Given task 1 |
According to the pub blog post, which pub fell within the radius of both the Cutty Sark and Greenwich stations?
Given task 2 |
Pick out every line of the records that contains the string "error" and copy each one.

Quoted passage |
Friday, 6 April 2012


We set out last Wednesday confident of wrapping up both Cutty Sark and Greenwich as we only had four more pubs to visit in these regions; 2 in Cutty Sark, 1 in Greenwich and due to their close proximity, 1 that fits into the radius of both stations.  This particular pub was The Auctioneer, and was actually the last pub of the evening.  We imagined before we even set out that we’d have plenty of time to get to each venue before closing, but due to us becoming engrossed in the Chelsea v Napoli game (4-1 AET, cracking game) by the time we approached our last destination we were only minutes away from the last bell being rung.  I say bell, but in fact it was just the sound of the barmaid screaming ‘can you start drinking up now please’ at frequent intervals.

Collection entries:
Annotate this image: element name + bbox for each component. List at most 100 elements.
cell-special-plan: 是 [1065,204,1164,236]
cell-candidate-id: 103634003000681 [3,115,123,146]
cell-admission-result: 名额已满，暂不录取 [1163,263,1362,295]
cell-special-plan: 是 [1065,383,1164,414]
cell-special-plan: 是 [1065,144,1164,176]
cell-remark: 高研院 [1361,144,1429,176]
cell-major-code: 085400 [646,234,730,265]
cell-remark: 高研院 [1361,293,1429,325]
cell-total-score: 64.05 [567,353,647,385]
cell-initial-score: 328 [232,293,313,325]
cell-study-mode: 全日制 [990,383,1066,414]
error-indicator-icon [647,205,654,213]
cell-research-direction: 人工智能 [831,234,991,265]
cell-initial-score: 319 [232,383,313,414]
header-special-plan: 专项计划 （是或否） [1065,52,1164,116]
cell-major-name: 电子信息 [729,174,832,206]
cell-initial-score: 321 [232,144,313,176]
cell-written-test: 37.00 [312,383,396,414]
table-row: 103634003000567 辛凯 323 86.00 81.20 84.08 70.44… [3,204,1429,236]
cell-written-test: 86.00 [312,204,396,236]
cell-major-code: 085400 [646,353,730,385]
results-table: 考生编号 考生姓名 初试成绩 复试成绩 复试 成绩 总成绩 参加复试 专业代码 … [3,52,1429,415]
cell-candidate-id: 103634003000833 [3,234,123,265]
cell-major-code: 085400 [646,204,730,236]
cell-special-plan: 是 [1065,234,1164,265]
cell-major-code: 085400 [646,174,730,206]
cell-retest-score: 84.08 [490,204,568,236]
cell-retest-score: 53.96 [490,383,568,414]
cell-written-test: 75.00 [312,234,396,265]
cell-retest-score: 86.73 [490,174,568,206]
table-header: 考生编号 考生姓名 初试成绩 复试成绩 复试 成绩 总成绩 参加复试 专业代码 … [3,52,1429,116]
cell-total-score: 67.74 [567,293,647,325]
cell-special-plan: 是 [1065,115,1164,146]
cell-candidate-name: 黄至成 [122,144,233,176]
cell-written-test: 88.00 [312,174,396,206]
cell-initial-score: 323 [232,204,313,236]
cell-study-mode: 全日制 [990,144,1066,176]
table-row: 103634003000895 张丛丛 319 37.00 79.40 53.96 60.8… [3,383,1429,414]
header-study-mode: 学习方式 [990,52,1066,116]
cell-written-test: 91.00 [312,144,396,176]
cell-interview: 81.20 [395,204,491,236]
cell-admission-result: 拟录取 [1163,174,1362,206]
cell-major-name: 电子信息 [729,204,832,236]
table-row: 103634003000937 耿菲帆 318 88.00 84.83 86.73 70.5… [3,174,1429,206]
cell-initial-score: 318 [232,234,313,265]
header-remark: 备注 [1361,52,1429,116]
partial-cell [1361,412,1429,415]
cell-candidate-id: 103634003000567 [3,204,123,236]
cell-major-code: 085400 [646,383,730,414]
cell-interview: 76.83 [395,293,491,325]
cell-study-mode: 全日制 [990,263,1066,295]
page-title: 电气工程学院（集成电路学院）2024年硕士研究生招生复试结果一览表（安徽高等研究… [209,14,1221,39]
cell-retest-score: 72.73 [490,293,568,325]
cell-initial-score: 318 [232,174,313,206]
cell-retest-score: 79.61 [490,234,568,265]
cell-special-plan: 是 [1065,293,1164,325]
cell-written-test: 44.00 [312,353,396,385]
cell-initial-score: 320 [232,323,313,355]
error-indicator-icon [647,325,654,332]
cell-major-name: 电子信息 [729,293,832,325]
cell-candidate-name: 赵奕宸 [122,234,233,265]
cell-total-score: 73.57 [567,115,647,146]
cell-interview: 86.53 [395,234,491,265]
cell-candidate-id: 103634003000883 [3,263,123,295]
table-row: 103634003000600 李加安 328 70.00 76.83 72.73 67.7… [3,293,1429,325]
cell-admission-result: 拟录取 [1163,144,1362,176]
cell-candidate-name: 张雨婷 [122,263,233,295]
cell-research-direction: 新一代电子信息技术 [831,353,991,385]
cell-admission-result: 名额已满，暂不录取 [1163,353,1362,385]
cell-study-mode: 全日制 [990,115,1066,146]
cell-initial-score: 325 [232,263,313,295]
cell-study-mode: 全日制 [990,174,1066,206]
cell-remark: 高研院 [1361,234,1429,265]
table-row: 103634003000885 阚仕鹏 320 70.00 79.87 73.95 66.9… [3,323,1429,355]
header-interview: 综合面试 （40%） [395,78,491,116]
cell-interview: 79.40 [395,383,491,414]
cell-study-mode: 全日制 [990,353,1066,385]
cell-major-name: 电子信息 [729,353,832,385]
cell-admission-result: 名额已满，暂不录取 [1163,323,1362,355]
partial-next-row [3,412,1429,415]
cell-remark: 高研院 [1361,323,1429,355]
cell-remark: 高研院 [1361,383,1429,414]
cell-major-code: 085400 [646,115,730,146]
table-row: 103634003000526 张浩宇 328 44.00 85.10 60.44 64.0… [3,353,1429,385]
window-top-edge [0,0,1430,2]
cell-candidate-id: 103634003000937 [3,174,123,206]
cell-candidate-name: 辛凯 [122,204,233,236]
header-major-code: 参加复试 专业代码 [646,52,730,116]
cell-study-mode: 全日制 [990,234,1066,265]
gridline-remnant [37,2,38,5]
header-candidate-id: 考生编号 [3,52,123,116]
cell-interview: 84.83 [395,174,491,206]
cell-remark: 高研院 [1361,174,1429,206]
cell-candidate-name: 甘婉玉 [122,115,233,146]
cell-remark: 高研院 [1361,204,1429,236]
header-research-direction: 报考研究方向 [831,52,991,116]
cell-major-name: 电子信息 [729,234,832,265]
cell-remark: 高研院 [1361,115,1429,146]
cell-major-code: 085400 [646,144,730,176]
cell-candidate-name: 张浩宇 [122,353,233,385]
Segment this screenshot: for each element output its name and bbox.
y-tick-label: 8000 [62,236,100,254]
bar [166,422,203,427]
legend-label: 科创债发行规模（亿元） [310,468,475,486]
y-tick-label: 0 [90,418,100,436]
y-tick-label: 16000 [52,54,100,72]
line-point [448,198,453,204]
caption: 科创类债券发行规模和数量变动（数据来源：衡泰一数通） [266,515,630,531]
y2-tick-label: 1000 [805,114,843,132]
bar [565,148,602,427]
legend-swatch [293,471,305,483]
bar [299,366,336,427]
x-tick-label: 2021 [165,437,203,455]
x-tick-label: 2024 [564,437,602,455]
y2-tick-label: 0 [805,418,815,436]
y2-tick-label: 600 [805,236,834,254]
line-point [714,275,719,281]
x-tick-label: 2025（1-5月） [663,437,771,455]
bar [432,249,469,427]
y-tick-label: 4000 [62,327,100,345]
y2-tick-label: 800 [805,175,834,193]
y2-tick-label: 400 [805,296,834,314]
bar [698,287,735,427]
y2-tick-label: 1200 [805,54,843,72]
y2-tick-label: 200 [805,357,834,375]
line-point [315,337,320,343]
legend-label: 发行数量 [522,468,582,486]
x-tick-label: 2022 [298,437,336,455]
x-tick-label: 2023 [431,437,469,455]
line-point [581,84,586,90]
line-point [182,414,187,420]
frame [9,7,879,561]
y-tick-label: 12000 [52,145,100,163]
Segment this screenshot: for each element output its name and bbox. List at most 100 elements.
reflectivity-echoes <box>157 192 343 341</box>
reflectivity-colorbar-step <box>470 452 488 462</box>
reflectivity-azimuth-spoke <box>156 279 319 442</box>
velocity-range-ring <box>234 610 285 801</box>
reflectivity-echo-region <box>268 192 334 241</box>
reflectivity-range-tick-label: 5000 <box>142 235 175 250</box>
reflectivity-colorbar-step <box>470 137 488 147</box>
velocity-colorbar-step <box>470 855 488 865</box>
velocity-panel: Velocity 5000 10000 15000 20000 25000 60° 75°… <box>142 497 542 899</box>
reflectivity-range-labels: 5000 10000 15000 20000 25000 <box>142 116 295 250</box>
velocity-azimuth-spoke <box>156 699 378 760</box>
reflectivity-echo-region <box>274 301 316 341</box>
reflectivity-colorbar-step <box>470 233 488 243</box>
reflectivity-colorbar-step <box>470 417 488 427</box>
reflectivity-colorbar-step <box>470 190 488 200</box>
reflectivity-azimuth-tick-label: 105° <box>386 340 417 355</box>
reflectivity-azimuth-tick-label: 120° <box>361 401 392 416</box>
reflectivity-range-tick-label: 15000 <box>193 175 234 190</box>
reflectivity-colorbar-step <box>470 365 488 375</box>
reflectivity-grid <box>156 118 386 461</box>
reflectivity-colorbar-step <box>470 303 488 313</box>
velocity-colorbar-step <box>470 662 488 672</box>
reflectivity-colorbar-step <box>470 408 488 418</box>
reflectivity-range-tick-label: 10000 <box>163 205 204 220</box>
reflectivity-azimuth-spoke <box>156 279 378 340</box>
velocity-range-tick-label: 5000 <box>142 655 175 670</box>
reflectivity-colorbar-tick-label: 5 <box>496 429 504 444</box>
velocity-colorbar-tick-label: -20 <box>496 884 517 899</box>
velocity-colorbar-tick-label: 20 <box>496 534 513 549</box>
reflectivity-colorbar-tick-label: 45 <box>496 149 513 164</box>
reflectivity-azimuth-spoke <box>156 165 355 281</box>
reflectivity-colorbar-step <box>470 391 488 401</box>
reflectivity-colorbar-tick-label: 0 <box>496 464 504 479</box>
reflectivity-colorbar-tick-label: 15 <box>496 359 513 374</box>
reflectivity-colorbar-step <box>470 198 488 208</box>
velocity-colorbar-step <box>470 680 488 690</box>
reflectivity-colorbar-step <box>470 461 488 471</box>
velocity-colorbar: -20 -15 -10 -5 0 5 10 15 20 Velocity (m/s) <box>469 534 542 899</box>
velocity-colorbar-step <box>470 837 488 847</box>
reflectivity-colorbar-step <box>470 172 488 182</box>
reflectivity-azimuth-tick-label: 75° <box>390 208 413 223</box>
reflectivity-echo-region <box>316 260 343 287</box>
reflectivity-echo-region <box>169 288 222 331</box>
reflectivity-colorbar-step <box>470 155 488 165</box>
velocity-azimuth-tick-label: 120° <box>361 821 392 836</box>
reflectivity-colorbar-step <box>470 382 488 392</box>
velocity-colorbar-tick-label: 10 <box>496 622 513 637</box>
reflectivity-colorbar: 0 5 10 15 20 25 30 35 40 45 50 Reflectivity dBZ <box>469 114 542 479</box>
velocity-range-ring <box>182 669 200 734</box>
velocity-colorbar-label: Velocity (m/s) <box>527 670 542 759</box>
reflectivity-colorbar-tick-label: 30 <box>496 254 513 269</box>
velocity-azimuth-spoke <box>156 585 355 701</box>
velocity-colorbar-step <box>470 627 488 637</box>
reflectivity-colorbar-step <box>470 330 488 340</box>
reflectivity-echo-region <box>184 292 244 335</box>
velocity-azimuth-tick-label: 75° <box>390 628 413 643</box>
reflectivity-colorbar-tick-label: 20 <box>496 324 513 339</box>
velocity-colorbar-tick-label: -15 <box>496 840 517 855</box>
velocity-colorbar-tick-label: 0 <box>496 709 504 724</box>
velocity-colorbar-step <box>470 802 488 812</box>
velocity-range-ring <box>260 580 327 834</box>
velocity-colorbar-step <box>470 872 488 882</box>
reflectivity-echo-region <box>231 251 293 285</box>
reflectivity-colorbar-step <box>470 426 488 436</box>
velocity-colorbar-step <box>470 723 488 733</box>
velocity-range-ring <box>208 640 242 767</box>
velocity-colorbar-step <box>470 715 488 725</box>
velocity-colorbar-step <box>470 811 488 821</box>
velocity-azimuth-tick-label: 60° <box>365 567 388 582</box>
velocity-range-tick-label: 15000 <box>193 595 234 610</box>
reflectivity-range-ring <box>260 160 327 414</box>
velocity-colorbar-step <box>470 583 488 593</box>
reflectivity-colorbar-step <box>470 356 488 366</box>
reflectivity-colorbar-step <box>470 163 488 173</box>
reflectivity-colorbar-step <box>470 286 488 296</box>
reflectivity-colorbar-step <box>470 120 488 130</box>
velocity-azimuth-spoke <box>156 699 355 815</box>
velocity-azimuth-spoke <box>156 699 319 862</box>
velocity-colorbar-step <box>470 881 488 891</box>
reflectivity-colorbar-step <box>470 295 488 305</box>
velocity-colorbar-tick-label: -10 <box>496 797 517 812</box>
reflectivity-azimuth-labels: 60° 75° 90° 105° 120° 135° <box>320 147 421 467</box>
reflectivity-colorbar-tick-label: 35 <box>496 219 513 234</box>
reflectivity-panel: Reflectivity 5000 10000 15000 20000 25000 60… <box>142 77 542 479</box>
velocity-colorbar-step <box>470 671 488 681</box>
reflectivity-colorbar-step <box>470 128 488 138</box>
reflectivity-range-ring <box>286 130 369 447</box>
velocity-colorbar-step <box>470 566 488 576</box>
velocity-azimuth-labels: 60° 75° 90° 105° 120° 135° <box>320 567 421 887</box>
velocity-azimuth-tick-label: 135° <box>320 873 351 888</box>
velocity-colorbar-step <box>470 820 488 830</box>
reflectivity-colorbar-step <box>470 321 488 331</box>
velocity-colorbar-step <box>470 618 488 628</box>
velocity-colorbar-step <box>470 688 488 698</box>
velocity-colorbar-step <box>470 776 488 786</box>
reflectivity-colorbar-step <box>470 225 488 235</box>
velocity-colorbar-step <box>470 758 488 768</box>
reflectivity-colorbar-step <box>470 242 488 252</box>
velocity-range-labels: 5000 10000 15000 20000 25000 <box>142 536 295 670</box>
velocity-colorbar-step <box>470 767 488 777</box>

Correct result 1 |
The Auctioneer

Correct result 2 |
error-indicator-icon [647,205,654,213]
error-indicator-icon [647,325,654,332]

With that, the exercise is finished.